>>>

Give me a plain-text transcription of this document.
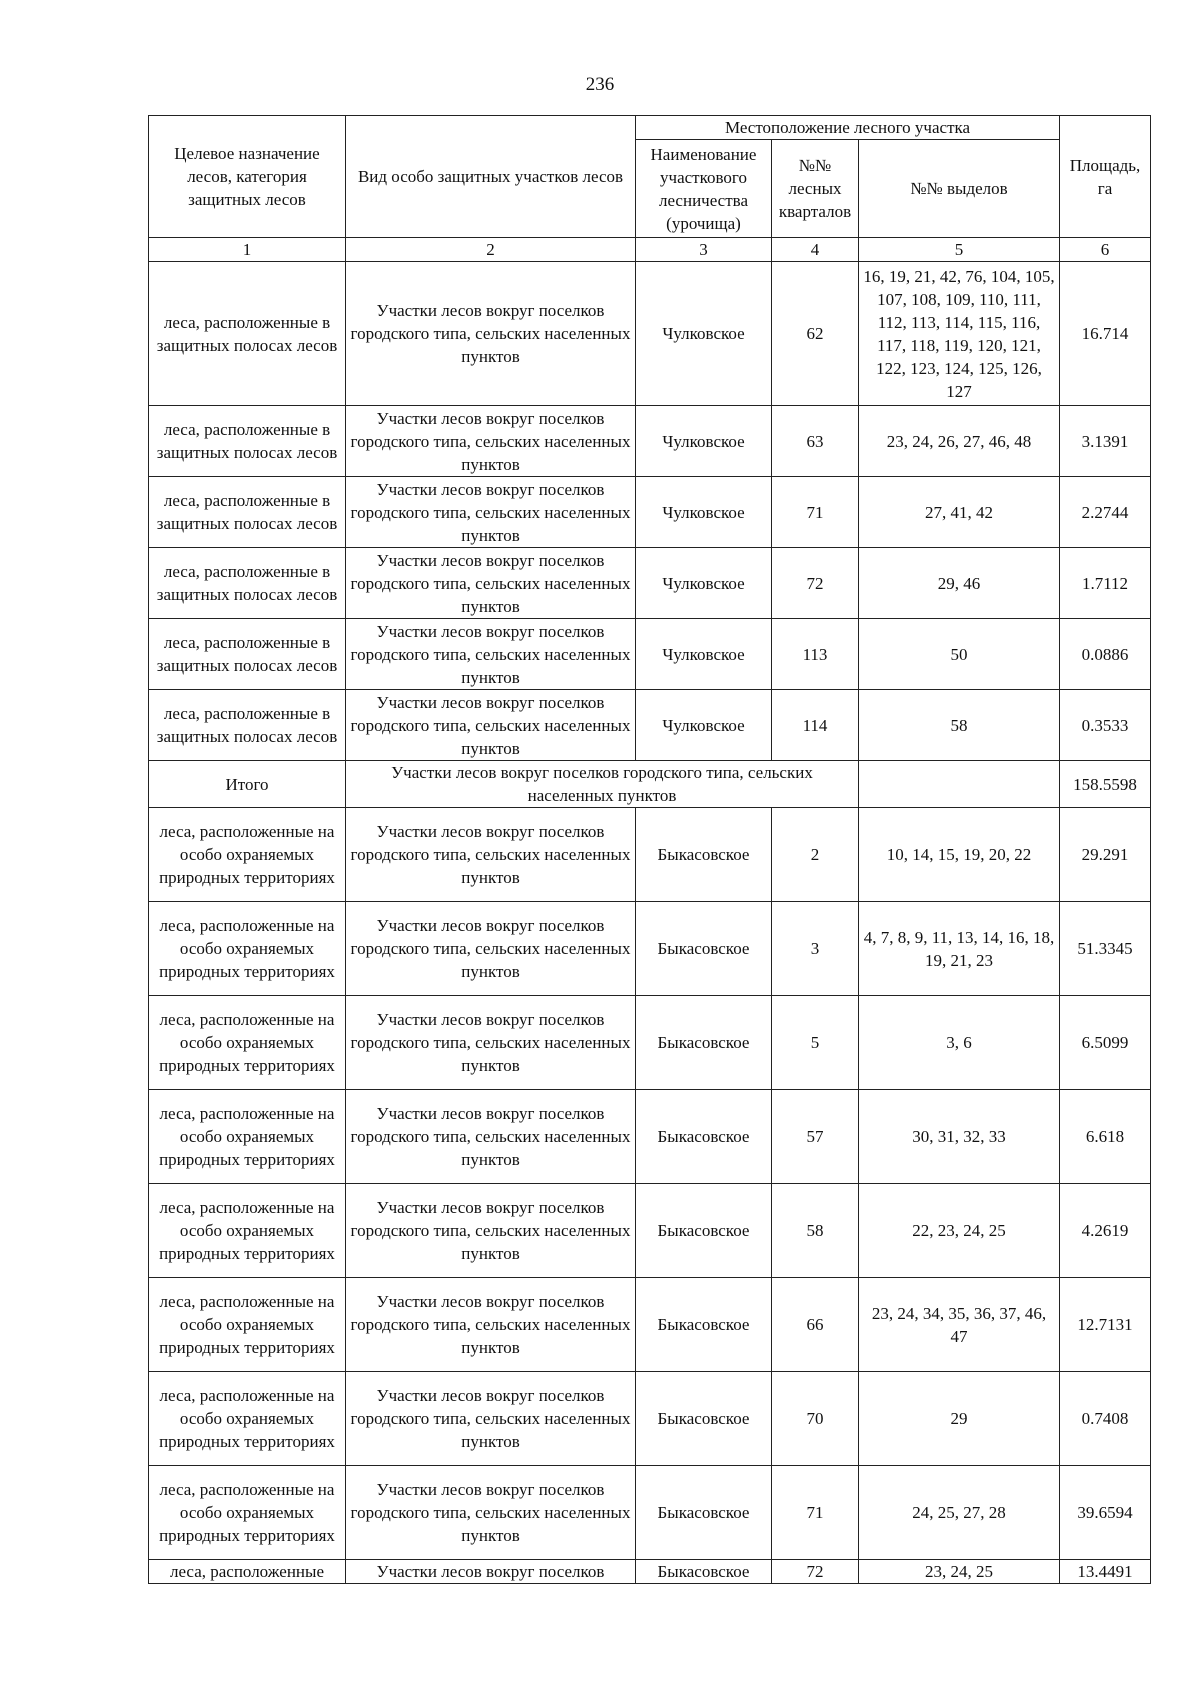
236
Целевое назначение лесов, категория защитных лесов	Вид особо защитных участков лесов	Местоположение лесного участка			Площадь, га
		Наименование участкового лесничества (урочища)	№№ лесных кварталов	№№ выделов	
1	2	3	4	5	6
леса, расположенные в защитных полосах лесов	Участки лесов вокруг поселков городского типа, сельских населенных пунктов	Чулковское	62	16, 19, 21, 42, 76, 104, 105, 107, 108, 109, 110, 111, 112, 113, 114, 115, 116, 117, 118, 119, 120, 121, 122, 123, 124, 125, 126, 127	16.714
леса, расположенные в защитных полосах лесов	Участки лесов вокруг поселков городского типа, сельских населенных пунктов	Чулковское	63	23, 24, 26, 27, 46, 48	3.1391
леса, расположенные в защитных полосах лесов	Участки лесов вокруг поселков городского типа, сельских населенных пунктов	Чулковское	71	27, 41, 42	2.2744
леса, расположенные в защитных полосах лесов	Участки лесов вокруг поселков городского типа, сельских населенных пунктов	Чулковское	72	29, 46	1.7112
леса, расположенные в защитных полосах лесов	Участки лесов вокруг поселков городского типа, сельских населенных пунктов	Чулковское	113	50	0.0886
леса, расположенные в защитных полосах лесов	Участки лесов вокруг поселков городского типа, сельских населенных пунктов	Чулковское	114	58	0.3533
Итого	Участки лесов вокруг поселков городского типа, сельских населенных пунктов				158.5598
леса, расположенные на особо охраняемых природных территориях	Участки лесов вокруг поселков городского типа, сельских населенных пунктов	Быкасовское	2	10, 14, 15, 19, 20, 22	29.291
леса, расположенные на особо охраняемых природных территориях	Участки лесов вокруг поселков городского типа, сельских населенных пунктов	Быкасовское	3	4, 7, 8, 9, 11, 13, 14, 16, 18, 19, 21, 23	51.3345
леса, расположенные на особо охраняемых природных территориях	Участки лесов вокруг поселков городского типа, сельских населенных пунктов	Быкасовское	5	3, 6	6.5099
леса, расположенные на особо охраняемых природных территориях	Участки лесов вокруг поселков городского типа, сельских населенных пунктов	Быкасовское	57	30, 31, 32, 33	6.618
леса, расположенные на особо охраняемых природных территориях	Участки лесов вокруг поселков городского типа, сельских населенных пунктов	Быкасовское	58	22, 23, 24, 25	4.2619
леса, расположенные на особо охраняемых природных территориях	Участки лесов вокруг поселков городского типа, сельских населенных пунктов	Быкасовское	66	23, 24, 34, 35, 36, 37, 46, 47	12.7131
леса, расположенные на особо охраняемых природных территориях	Участки лесов вокруг поселков городского типа, сельских населенных пунктов	Быкасовское	70	29	0.7408
леса, расположенные на особо охраняемых природных территориях	Участки лесов вокруг поселков городского типа, сельских населенных пунктов	Быкасовское	71	24, 25, 27, 28	39.6594
леса, расположенные	Участки лесов вокруг поселков	Быкасовское	72	23, 24, 25	13.4491
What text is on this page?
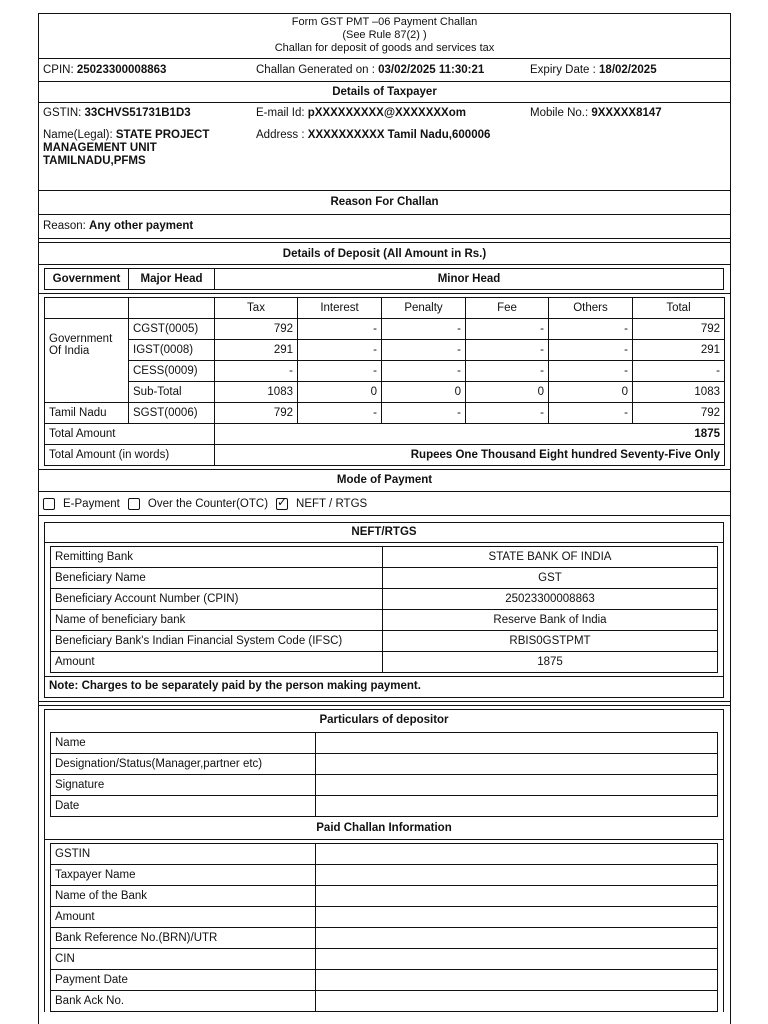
Form GST PMT –06 Payment Challan
(See Rule 87(2) )
Challan for deposit of goods and services tax
CPIN: 25023300008863	Challan Generated on : 03/02/2025 11:30:21	Expiry Date : 18/02/2025
Details of Taxpayer
GSTIN: 33CHVS51731B1D3
Name(Legal): STATE PROJECT
MANAGEMENT UNIT
TAMILNADU,PFMS
E-mail Id: pXXXXXXXXX@XXXXXXXom
Address : XXXXXXXXXX Tamil Nadu,600006
Mobile No.: 9XXXXX8147
Reason For Challan
Reason: Any other payment
Details of Deposit (All Amount in Rs.)
Government	Major Head	Minor Head
		Tax	Interest	Penalty	Fee	Others	Total
Government Of India	CGST(0005)	792	-	-	-	-	792
	IGST(0008)	291	-	-	-	-	291
	CESS(0009)	-	-	-	-	-	-
	Sub-Total	1083	0	0	0	0	1083
Tamil Nadu	SGST(0006)	792	-	-	-	-	792
Total Amount		1875					
Total Amount (in words)		Rupees One Thousand Eight hundred Seventy-Five Only					
Mode of Payment
E-Payment Over the Counter(OTC) ✓ NEFT / RTGS
NEFT/RTGS
Remitting Bank	STATE BANK OF INDIA
Beneficiary Name	GST
Beneficiary Account Number (CPIN)	25023300008863
Name of beneficiary bank	Reserve Bank of India
Beneficiary Bank's Indian Financial System Code (IFSC)	RBIS0GSTPMT
Amount	1875
Note: Charges to be separately paid by the person making payment.
Particulars of depositor
Name	
Designation/Status(Manager,partner etc)	
Signature	
Date	
Paid Challan Information
GSTIN	
Taxpayer Name	
Name of the Bank	
Amount	
Bank Reference No.(BRN)/UTR	
CIN	
Payment Date	
Bank Ack No.	
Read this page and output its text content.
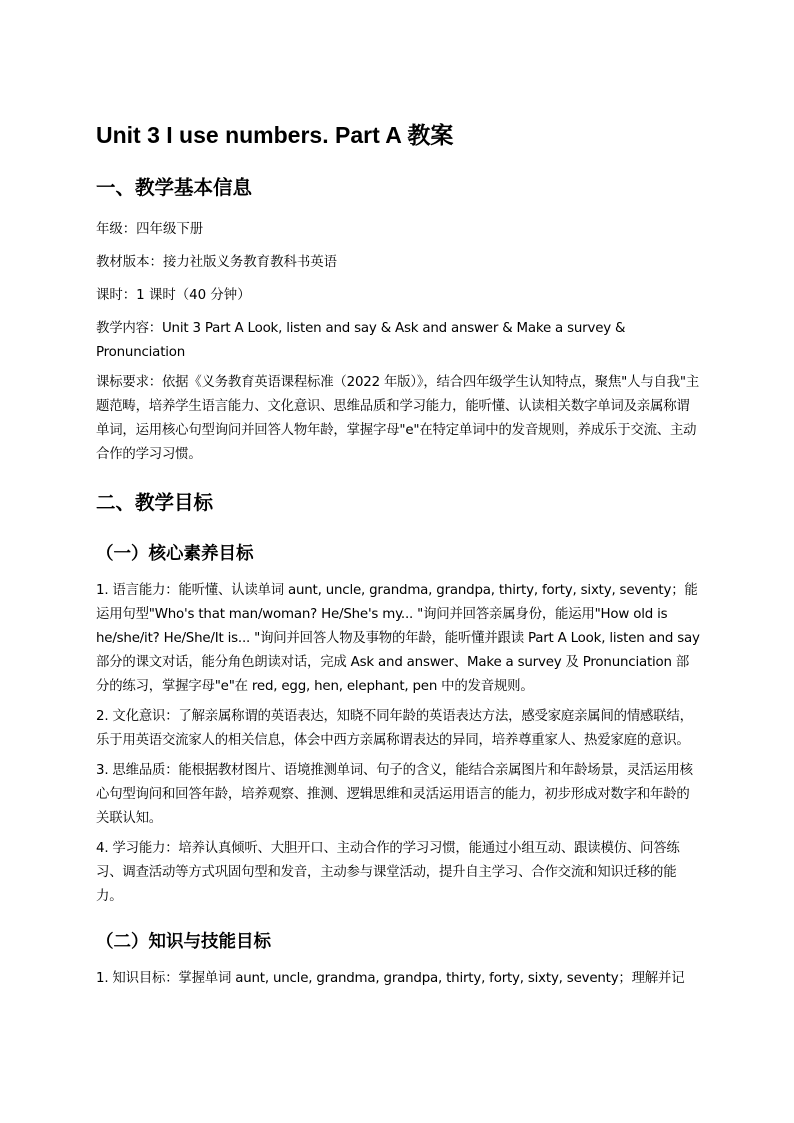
Unit 3 I use numbers. Part A 教案
一、教学基本信息

年级：四年级下册

教材版本：接力社版义务教育教科书英语

课时：1 课时（40 分钟）

教学内容：Unit 3 Part A Look, listen and say & Ask and answer & Make a survey & Pronunciation

课标要求：依据《义务教育英语课程标准（2022 年版）》，结合四年级学生认知特点，聚焦"人与自我"主题范畴，培养学生语言能力、文化意识、思维品质和学习能力，能听懂、认读相关数字单词及亲属称谓单词，运用核心句型询问并回答人物年龄，掌握字母"e"在特定单词中的发音规则，养成乐于交流、主动合作的学习习惯。

二、教学目标
（一）核心素养目标

1. 语言能力：能听懂、认读单词 aunt, uncle, grandma, grandpa, thirty, forty, sixty, seventy；能运用句型"Who's that man/woman? He/She's my... "询问并回答亲属身份，能运用"How old is he/she/it? He/She/It is... "询问并回答人物及事物的年龄，能听懂并跟读 Part A Look, listen and say 部分的课文对话，能分角色朗读对话，完成 Ask and answer、Make a survey 及 Pronunciation 部分的练习，掌握字母"e"在 red, egg, hen, elephant, pen 中的发音规则。

2. 文化意识：了解亲属称谓的英语表达，知晓不同年龄的英语表达方法，感受家庭亲属间的情感联结，乐于用英语交流家人的相关信息，体会中西方亲属称谓表达的异同，培养尊重家人、热爱家庭的意识。

3. 思维品质：能根据教材图片、语境推测单词、句子的含义，能结合亲属图片和年龄场景，灵活运用核心句型询问和回答年龄，培养观察、推测、逻辑思维和灵活运用语言的能力，初步形成对数字和年龄的关联认知。

4. 学习能力：培养认真倾听、大胆开口、主动合作的学习习惯，能通过小组互动、跟读模仿、问答练习、调查活动等方式巩固句型和发音，主动参与课堂活动，提升自主学习、合作交流和知识迁移的能力。

（二）知识与技能目标

1. 知识目标：掌握单词 aunt, uncle, grandma, grandpa, thirty, forty, sixty, seventy；理解并记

<<<

* Objective
Copy each line of the entries that includes the word "NEFT".

* Solved problem
E-Payment Over the Counter(OTC) ✓ NEFT / RTGS
NEFT/RTGS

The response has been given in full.